- **WRITTEN PROBLEM**:
Each line that holds the word "agricultura" should be returned.

____________________

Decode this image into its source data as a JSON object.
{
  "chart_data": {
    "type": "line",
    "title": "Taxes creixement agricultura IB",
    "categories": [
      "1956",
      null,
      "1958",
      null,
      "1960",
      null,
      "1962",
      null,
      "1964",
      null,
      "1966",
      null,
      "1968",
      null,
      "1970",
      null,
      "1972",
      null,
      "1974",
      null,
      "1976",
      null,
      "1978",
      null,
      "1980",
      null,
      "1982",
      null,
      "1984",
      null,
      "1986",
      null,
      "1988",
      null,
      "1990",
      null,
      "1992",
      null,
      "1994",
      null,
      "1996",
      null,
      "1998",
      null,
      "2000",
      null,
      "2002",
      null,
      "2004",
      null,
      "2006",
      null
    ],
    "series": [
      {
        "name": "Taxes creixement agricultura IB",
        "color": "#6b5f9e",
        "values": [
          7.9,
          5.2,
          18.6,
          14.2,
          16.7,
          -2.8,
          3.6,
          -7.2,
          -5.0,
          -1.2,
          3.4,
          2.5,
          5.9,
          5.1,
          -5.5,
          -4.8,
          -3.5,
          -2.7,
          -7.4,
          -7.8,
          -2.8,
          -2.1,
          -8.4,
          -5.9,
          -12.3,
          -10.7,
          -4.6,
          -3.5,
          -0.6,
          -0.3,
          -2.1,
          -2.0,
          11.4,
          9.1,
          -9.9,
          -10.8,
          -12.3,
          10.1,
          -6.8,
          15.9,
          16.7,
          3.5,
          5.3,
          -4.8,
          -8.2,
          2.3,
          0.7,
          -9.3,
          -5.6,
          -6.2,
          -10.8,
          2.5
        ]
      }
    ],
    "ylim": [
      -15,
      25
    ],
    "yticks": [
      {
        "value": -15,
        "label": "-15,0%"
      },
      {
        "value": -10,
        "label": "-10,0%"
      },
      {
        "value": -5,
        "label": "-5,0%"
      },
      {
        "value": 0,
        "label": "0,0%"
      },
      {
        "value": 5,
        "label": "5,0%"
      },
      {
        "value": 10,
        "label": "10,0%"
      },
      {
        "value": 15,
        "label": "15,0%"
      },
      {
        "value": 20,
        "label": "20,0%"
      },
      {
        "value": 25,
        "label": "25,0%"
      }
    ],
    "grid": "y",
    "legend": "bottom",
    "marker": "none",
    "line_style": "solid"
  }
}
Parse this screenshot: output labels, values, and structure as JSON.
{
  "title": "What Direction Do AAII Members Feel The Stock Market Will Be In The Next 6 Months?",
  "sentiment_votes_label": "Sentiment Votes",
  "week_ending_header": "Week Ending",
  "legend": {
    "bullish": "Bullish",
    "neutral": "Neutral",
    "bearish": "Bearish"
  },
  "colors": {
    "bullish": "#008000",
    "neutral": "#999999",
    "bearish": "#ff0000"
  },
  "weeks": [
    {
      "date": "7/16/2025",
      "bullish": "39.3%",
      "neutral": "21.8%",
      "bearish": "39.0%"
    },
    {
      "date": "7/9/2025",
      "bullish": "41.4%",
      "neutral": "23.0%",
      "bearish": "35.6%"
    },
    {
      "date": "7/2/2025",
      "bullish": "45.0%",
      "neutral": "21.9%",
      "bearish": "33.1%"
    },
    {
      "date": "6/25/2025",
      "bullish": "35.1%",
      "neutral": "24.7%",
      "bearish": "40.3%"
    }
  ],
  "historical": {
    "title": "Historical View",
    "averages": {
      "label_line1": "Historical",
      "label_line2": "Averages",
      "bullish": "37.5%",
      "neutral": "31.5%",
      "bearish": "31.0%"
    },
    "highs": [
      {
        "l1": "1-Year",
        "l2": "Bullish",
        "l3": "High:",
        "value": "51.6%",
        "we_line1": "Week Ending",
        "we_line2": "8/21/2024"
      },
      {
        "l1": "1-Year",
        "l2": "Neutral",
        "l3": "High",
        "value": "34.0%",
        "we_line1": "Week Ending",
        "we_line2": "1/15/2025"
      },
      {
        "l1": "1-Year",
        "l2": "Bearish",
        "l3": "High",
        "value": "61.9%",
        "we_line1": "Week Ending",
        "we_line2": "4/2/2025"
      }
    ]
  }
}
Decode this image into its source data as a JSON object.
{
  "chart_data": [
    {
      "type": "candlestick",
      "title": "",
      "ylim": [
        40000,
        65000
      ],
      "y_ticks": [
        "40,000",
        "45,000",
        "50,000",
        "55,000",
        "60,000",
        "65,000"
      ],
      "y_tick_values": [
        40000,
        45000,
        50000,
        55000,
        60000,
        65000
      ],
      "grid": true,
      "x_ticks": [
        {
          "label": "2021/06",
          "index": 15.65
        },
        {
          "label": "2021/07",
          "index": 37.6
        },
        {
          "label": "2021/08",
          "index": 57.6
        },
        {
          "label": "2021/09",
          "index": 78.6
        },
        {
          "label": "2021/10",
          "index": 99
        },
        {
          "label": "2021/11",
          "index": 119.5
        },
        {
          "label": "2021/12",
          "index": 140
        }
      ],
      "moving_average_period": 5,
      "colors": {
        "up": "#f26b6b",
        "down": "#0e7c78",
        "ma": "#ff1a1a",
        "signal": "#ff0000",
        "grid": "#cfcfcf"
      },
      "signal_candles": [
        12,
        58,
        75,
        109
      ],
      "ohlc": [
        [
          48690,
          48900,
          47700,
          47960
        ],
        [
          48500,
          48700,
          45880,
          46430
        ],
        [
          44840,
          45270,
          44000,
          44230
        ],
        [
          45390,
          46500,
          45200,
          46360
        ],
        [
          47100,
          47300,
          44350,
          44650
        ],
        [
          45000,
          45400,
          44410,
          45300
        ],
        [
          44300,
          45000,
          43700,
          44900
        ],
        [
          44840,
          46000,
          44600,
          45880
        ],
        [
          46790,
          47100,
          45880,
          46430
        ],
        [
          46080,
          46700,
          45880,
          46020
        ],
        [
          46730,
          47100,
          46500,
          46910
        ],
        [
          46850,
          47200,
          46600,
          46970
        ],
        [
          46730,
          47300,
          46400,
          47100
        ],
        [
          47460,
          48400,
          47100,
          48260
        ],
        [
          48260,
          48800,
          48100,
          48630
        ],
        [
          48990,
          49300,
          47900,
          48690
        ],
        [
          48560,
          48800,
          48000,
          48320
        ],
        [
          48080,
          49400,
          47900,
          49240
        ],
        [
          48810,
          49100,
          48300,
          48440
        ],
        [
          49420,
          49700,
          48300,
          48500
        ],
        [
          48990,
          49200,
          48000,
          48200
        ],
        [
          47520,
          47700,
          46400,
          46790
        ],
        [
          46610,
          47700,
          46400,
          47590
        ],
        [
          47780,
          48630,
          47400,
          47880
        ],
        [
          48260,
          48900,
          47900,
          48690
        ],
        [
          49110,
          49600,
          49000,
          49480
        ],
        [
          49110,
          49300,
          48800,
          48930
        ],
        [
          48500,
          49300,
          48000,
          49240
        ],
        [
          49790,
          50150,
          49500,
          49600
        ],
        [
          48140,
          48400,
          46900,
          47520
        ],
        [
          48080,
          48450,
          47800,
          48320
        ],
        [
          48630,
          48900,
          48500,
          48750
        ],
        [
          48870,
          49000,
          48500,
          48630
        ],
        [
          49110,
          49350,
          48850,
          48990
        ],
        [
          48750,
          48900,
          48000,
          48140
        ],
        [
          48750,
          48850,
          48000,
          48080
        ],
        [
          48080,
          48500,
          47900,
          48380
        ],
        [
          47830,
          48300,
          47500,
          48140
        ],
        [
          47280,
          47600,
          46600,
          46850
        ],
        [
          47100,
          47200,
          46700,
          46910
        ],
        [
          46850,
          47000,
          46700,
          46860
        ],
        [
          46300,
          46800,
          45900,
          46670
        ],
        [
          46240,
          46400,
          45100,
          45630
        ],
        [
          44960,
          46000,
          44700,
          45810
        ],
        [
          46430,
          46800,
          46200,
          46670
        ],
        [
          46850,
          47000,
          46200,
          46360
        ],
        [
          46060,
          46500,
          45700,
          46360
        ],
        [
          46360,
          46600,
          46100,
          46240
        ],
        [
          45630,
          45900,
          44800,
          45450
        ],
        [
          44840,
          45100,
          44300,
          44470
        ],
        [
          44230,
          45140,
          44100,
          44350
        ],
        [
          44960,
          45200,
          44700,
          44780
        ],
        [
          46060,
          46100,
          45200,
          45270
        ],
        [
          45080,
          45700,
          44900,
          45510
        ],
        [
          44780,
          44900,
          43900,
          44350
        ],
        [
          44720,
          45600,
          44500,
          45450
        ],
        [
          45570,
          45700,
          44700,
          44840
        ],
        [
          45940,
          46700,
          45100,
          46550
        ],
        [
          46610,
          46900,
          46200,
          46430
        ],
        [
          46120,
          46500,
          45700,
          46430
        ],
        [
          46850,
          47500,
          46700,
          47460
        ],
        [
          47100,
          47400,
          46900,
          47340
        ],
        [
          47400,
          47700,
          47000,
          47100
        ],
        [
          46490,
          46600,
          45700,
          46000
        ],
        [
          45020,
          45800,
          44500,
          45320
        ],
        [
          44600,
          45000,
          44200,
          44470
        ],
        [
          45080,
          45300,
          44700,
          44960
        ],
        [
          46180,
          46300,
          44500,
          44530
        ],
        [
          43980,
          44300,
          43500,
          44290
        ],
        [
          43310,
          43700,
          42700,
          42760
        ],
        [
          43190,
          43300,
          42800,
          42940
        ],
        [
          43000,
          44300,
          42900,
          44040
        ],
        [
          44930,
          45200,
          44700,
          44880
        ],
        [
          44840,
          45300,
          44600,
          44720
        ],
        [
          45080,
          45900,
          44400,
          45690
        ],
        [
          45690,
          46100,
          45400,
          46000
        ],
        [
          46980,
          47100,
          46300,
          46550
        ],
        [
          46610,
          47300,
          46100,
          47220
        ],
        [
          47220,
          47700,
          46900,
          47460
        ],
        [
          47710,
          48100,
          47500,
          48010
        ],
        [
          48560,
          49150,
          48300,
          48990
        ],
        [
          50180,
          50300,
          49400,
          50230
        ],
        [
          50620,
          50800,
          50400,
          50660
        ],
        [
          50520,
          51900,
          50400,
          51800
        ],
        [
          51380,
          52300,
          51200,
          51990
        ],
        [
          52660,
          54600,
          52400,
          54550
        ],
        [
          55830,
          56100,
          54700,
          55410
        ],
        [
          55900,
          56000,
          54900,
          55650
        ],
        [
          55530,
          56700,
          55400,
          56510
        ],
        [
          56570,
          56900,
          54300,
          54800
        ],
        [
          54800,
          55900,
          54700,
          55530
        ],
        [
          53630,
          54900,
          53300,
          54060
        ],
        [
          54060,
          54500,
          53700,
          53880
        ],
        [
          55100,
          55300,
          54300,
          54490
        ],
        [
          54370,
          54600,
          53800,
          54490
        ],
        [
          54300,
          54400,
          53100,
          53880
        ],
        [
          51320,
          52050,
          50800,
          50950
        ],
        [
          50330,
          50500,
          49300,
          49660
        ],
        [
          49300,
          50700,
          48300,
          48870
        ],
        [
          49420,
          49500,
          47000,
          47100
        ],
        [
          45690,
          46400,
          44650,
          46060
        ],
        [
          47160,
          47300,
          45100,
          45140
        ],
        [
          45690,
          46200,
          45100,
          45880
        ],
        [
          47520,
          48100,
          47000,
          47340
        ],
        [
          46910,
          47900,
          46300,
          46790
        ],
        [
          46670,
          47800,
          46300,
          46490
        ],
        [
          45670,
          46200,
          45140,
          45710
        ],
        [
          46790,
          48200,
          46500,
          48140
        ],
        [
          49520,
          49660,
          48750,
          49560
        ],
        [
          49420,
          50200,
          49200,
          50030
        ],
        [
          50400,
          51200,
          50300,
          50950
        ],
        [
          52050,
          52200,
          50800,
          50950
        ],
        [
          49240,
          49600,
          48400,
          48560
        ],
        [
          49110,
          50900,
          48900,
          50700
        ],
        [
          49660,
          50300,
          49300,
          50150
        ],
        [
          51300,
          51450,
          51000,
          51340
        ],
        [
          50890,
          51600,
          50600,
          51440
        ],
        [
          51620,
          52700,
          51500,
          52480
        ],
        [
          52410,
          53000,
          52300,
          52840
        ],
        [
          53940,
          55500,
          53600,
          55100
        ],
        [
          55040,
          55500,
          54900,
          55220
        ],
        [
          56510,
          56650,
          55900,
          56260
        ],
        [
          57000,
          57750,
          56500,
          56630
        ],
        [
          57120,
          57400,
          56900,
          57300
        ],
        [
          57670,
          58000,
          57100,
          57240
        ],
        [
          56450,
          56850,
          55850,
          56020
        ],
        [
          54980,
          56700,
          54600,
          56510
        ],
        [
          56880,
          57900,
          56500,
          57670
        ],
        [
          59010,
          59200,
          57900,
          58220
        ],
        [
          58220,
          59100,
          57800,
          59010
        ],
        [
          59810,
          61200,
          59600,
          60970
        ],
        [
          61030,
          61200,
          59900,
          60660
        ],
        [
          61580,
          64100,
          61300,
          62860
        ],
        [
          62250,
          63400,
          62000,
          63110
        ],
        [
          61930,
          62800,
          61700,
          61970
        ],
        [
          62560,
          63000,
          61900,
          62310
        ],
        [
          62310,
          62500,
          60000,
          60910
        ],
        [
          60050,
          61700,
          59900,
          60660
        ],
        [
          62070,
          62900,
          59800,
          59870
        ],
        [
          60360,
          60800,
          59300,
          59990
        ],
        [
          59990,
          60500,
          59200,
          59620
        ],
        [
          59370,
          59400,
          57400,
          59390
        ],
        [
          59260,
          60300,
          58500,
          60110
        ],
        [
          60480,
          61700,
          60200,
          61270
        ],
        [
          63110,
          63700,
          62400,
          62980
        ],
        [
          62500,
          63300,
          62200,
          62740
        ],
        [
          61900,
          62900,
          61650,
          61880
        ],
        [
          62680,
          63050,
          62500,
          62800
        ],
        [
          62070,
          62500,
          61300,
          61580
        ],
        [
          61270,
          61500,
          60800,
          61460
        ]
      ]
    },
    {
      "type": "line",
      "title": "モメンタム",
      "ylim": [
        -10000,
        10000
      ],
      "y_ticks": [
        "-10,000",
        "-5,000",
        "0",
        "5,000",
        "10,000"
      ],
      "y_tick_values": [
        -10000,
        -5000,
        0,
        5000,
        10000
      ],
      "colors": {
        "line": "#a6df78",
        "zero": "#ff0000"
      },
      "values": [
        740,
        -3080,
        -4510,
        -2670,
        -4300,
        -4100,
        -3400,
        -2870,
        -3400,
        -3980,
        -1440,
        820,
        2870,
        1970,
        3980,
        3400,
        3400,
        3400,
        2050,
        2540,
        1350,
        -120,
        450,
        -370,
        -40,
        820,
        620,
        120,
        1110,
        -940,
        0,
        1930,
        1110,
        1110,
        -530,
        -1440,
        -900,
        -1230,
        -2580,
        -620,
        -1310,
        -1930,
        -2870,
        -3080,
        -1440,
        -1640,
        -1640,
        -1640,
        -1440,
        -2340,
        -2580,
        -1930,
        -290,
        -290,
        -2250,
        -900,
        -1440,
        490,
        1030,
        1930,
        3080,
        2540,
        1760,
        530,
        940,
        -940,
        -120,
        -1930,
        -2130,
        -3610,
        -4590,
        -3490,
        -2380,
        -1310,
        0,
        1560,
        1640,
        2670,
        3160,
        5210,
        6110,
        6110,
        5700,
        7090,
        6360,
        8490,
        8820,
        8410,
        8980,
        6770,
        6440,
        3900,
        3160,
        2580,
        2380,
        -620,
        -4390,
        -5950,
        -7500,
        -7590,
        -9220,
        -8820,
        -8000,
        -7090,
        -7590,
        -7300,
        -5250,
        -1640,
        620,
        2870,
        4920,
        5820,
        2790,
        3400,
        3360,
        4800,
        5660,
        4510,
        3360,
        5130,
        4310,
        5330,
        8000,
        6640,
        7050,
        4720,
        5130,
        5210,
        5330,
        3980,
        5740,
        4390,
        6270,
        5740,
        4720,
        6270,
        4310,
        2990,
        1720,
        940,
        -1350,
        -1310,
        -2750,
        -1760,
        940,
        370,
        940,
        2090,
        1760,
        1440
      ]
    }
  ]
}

____________________

- **TASK OUTPUT**:
    "title": "Taxes creixement agricultura IB",
        "name": "Taxes creixement agricultura IB",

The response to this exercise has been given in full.